■ GIVEN TASK
The answer should be a single number: how many lines of the entries below hold the word "encoder".

[Items listed in a dataset]
****
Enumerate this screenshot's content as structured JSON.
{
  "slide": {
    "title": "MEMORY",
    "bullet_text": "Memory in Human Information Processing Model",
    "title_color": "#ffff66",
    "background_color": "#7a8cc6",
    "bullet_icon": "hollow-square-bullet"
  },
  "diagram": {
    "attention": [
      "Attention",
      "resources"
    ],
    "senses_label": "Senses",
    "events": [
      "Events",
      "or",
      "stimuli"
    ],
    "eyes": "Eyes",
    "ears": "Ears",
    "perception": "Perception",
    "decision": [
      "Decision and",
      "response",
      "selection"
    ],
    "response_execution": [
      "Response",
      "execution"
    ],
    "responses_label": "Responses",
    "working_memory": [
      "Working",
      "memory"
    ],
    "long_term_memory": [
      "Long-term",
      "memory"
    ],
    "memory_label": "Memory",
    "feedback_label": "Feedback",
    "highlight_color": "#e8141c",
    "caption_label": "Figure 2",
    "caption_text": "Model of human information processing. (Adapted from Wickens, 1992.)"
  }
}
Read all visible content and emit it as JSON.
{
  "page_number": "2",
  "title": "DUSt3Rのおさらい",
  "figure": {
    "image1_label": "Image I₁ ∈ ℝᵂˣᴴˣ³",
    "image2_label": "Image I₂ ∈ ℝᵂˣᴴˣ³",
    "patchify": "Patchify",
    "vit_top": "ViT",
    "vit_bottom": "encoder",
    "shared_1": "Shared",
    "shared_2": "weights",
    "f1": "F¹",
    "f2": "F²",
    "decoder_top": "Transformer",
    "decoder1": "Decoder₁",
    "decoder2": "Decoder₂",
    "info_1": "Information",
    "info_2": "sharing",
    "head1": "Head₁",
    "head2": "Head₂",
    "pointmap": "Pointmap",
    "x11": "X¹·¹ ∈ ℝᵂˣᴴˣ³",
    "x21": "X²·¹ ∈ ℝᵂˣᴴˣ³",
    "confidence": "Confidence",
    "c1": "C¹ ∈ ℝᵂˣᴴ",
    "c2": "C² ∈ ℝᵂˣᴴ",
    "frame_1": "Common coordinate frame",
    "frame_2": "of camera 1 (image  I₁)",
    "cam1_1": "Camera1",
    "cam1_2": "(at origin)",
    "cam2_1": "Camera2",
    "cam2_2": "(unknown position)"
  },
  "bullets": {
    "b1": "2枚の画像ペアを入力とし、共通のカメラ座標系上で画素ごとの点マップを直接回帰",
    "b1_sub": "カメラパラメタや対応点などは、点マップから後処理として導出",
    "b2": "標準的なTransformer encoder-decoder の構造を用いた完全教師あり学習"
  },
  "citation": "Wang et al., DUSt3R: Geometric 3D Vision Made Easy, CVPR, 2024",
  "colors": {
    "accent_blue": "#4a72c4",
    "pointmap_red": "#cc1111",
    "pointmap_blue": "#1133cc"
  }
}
****
■ EXERCISE SOLUTION
2